start INFORMATION PROVIDED
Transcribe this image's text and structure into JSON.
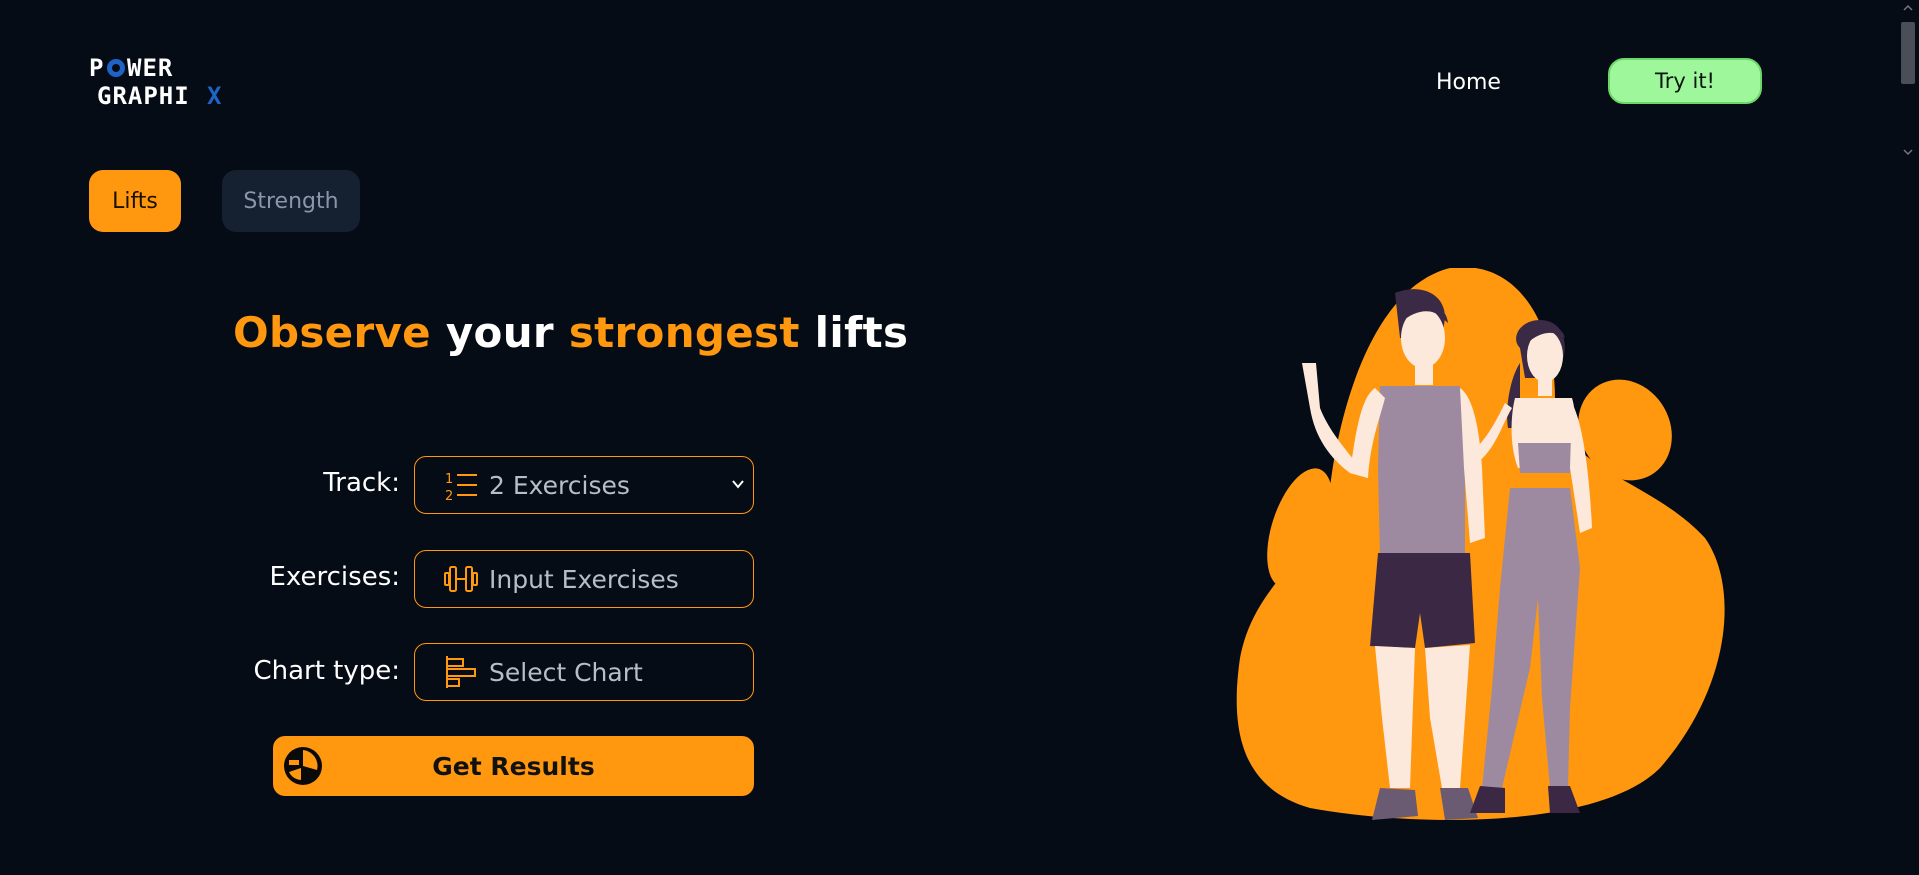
{
  "header": {
    "logo_line1": "POWER",
    "logo_line2": "GRAPHIX",
    "nav_home": "Home",
    "nav_try": "Try it!"
  },
  "tabs": [
    {
      "label": "Lifts",
      "active": true
    },
    {
      "label": "Strength",
      "active": false
    }
  ],
  "headline": {
    "word1": "Observe",
    "word2": "your",
    "word3": "strongest",
    "word4": "lifts"
  },
  "form": {
    "track_label": "Track:",
    "track_value": "2 Exercises",
    "track_icon": "numbered-list-icon",
    "exercises_label": "Exercises:",
    "exercises_placeholder": "Input Exercises",
    "exercises_icon": "dumbbell-icon",
    "chart_label": "Chart type:",
    "chart_placeholder": "Select Chart",
    "chart_icon": "bar-chart-icon",
    "submit_label": "Get Results",
    "submit_icon": "pie-chart-icon"
  },
  "colors": {
    "background": "#060c15",
    "accent": "#ff970f",
    "try_button": "#9ff79c",
    "inactive_tab": "#152030"
  }
}
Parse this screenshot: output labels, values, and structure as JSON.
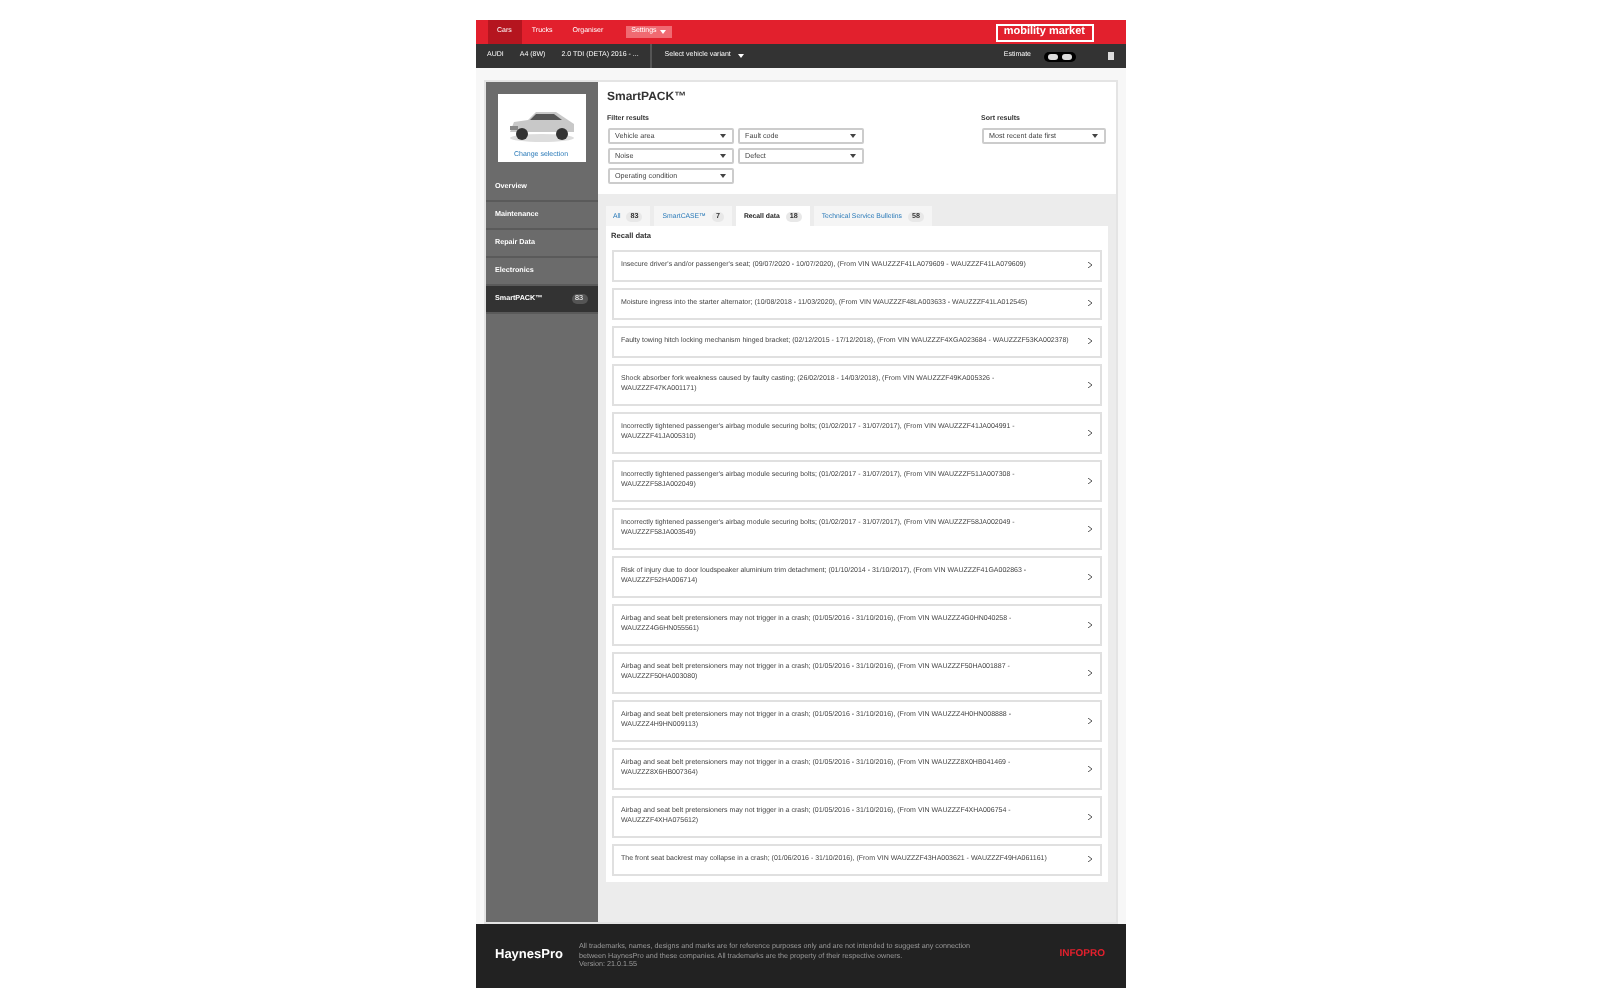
{
  "top_tabs": [
    {
      "label": "Cars",
      "selected": true
    },
    {
      "label": "Trucks",
      "selected": false
    },
    {
      "label": "Organiser",
      "selected": false
    }
  ],
  "settings_button": "Settings",
  "logo": "mobility market",
  "vehicle_bar": {
    "items": [
      "AUDI",
      "A4 (8W)",
      "2.0 TDI (DETA) 2016 - ..."
    ],
    "variant_select": "Select vehicle variant",
    "estimate_label": "Estimate"
  },
  "sidebar": {
    "change_selection": "Change selection",
    "items": [
      {
        "label": "Overview",
        "selected": false
      },
      {
        "label": "Maintenance",
        "selected": false
      },
      {
        "label": "Repair Data",
        "selected": false
      },
      {
        "label": "Electronics",
        "selected": false
      },
      {
        "label": "SmartPACK™",
        "selected": true,
        "badge": "83"
      }
    ]
  },
  "title": "SmartPACK™",
  "filter_label": "Filter results",
  "filters": [
    "Vehicle area",
    "Fault code",
    "Noise",
    "Defect",
    "Operating condition"
  ],
  "sort_label": "Sort results",
  "sort": "Most recent date first",
  "tabs": [
    {
      "label": "All",
      "count": "83",
      "selected": false
    },
    {
      "label": "SmartCASE™",
      "count": "7",
      "selected": false
    },
    {
      "label": "Recall data",
      "count": "18",
      "selected": true
    },
    {
      "label": "Technical Service Bulletins",
      "count": "58",
      "selected": false
    }
  ],
  "section_title": "Recall data",
  "recalls": [
    "Insecure driver's and/or passenger's seat; (09/07/2020 - 10/07/2020), (From VIN WAUZZZF41LA079609 - WAUZZZF41LA079609)",
    "Moisture ingress into the starter alternator; (10/08/2018 - 11/03/2020), (From VIN WAUZZZF48LA003633 - WAUZZZF41LA012545)",
    "Faulty towing hitch locking mechanism hinged bracket; (02/12/2015 - 17/12/2018), (From VIN WAUZZZF4XGA023684 - WAUZZZF53KA002378)",
    "Shock absorber fork weakness caused by faulty casting; (26/02/2018 - 14/03/2018), (From VIN WAUZZZF49KA005326 - WAUZZZF47KA001171)",
    "Incorrectly tightened passenger's airbag module securing bolts; (01/02/2017 - 31/07/2017), (From VIN WAUZZZF41JA004991 - WAUZZZF41JA005310)",
    "Incorrectly tightened passenger's airbag module securing bolts; (01/02/2017 - 31/07/2017), (From VIN WAUZZZF51JA007308 - WAUZZZF58JA002049)",
    "Incorrectly tightened passenger's airbag module securing bolts; (01/02/2017 - 31/07/2017), (From VIN WAUZZZF58JA002049 - WAUZZZF58JA003549)",
    "Risk of injury due to door loudspeaker aluminium trim detachment; (01/10/2014 - 31/10/2017), (From VIN WAUZZZF41GA002863 - WAUZZZF52HA006714)",
    "Airbag and seat belt pretensioners may not trigger in a crash; (01/05/2016 - 31/10/2016), (From VIN WAUZZZ4G0HN040258 - WAUZZZ4G6HN055561)",
    "Airbag and seat belt pretensioners may not trigger in a crash; (01/05/2016 - 31/10/2016), (From VIN WAUZZZF50HA001887 - WAUZZZF50HA003080)",
    "Airbag and seat belt pretensioners may not trigger in a crash; (01/05/2016 - 31/10/2016), (From VIN WAUZZZ4H0HN008888 - WAUZZZ4H9HN009113)",
    "Airbag and seat belt pretensioners may not trigger in a crash; (01/05/2016 - 31/10/2016), (From VIN WAUZZZ8X0HB041469 - WAUZZZ8X6HB007364)",
    "Airbag and seat belt pretensioners may not trigger in a crash; (01/05/2016 - 31/10/2016), (From VIN WAUZZZF4XHA006754 - WAUZZZF4XHA075612)",
    "The front seat backrest may collapse in a crash; (01/06/2016 - 31/10/2016), (From VIN WAUZZZF43HA003621 - WAUZZZF49HA061161)"
  ],
  "footer": {
    "logo": "HaynesPro",
    "notice": "All trademarks, names, designs and marks are for reference purposes only and are not intended to suggest any connection between HaynesPro and these companies. All trademarks are the property of their respective owners.",
    "version": "Version: 21.0.1.55",
    "partner": "INFOPRO"
  }
}
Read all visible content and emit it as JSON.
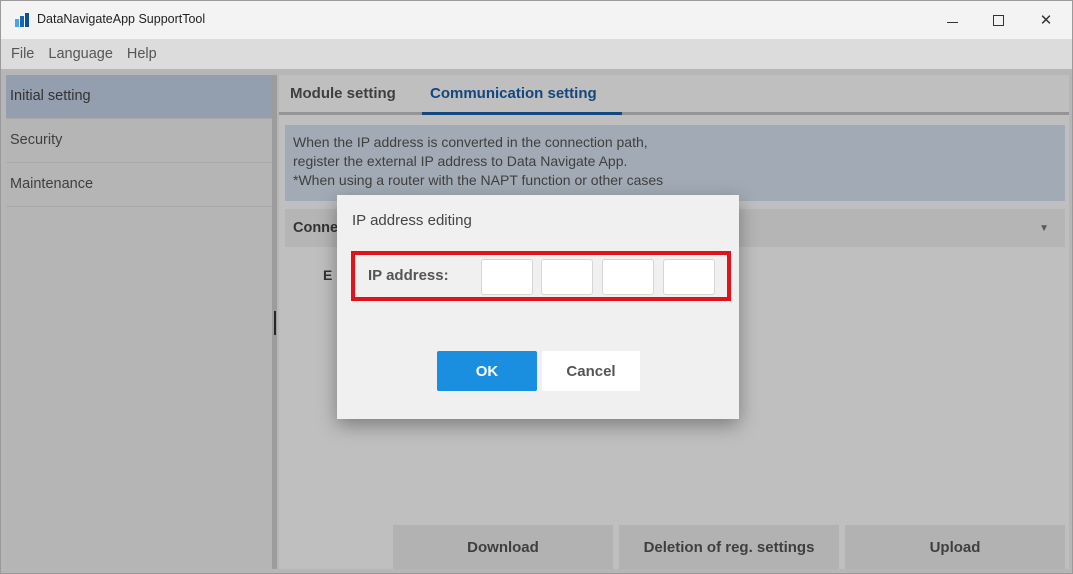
{
  "window": {
    "title": "DataNavigateApp SupportTool",
    "icon": "app-logo-icon",
    "controls": {
      "minimize": "—",
      "maximize": "□",
      "close": "✕"
    }
  },
  "menubar": {
    "items": [
      {
        "label": "File"
      },
      {
        "label": "Language"
      },
      {
        "label": "Help"
      }
    ]
  },
  "sidebar": {
    "items": [
      {
        "label": "Initial setting",
        "active": true
      },
      {
        "label": "Security",
        "active": false
      },
      {
        "label": "Maintenance",
        "active": false
      }
    ]
  },
  "main": {
    "tabs": [
      {
        "label": "Module setting",
        "active": false
      },
      {
        "label": "Communication setting",
        "active": true
      }
    ],
    "info_text": "When the IP address is converted in the connection path,\nregister the external IP address to Data Navigate App.\n*When using a router with the NAPT function or other cases",
    "connection_label_partial": "Conne",
    "external_label_partial": "E",
    "buttons": {
      "download": "Download",
      "delete": "Deletion of reg. settings",
      "upload": "Upload"
    }
  },
  "dialog": {
    "title": "IP address editing",
    "ip_label": "IP address:",
    "octets": [
      "",
      "",
      "",
      ""
    ],
    "ok_label": "OK",
    "cancel_label": "Cancel"
  },
  "colors": {
    "accent": "#1a8fe0",
    "tab_active": "#1a5fa8",
    "highlight_border": "#e0121b",
    "sidebar_active": "#c4d3ea",
    "info_bg": "#d9e4f2"
  }
}
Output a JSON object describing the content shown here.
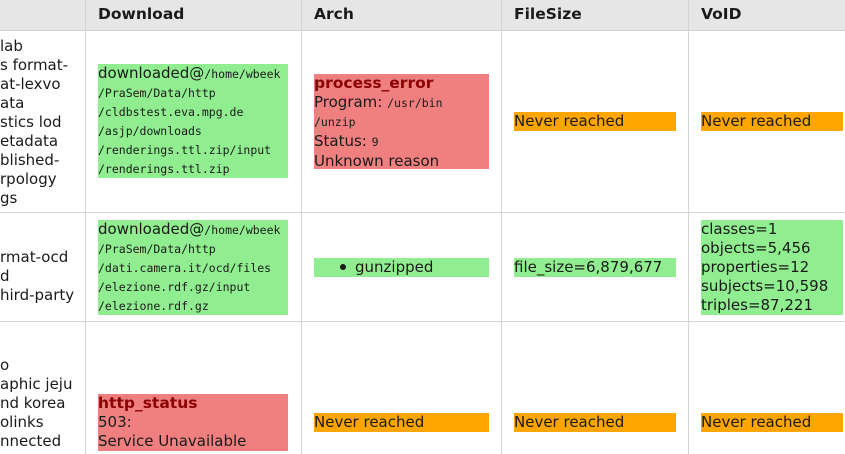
{
  "columns": [
    "Download",
    "Arch",
    "FileSize",
    "VoID"
  ],
  "rows": [
    {
      "left_lines": [
        "lab",
        "s format-",
        "at-lexvo",
        "ata",
        "stics lod",
        "etadata",
        "blished-",
        "rpology",
        "gs"
      ],
      "download": {
        "status": "ok",
        "prefix": "downloaded@",
        "path_lines": [
          "/home/wbeek",
          "/PraSem/Data/http",
          "/cldbstest.eva.mpg.de",
          "/asjp/downloads",
          "/renderings.ttl.zip/input",
          "/renderings.ttl.zip"
        ]
      },
      "arch": {
        "status": "err",
        "title": "process_error",
        "program_label": "Program: ",
        "program_lines": [
          "/usr/bin",
          "/unzip"
        ],
        "status_label": "Status: ",
        "status_value": "9",
        "reason": "Unknown reason"
      },
      "filesize": "Never reached",
      "void": "Never reached"
    },
    {
      "left_lines": [
        "rmat-ocd",
        "d",
        "hird-party"
      ],
      "download": {
        "status": "ok",
        "prefix": "downloaded@",
        "path_lines": [
          "/home/wbeek",
          "/PraSem/Data/http",
          "/dati.camera.it/ocd/files",
          "/elezione.rdf.gz/input",
          "/elezione.rdf.gz"
        ]
      },
      "arch": {
        "status": "ok",
        "bullet": "gunzipped"
      },
      "filesize": "file_size=6,879,677",
      "void_lines": [
        "classes=1",
        "objects=5,456",
        "properties=12",
        "subjects=10,598",
        "triples=87,221"
      ]
    },
    {
      "left_lines": [
        "o",
        "aphic jeju",
        "nd korea",
        "olinks",
        "nnected"
      ],
      "download": {
        "status": "err",
        "title": "http_status",
        "lines": [
          "503:",
          "Service Unavailable"
        ]
      },
      "arch": "Never reached",
      "filesize": "Never reached",
      "void": "Never reached"
    }
  ]
}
end INFORMATION PROVIDED
## WHAT TO PRODUCE:
Count every line above that holds the string "structure" and give the total, nothing more.

## FULL OUTPUT:
2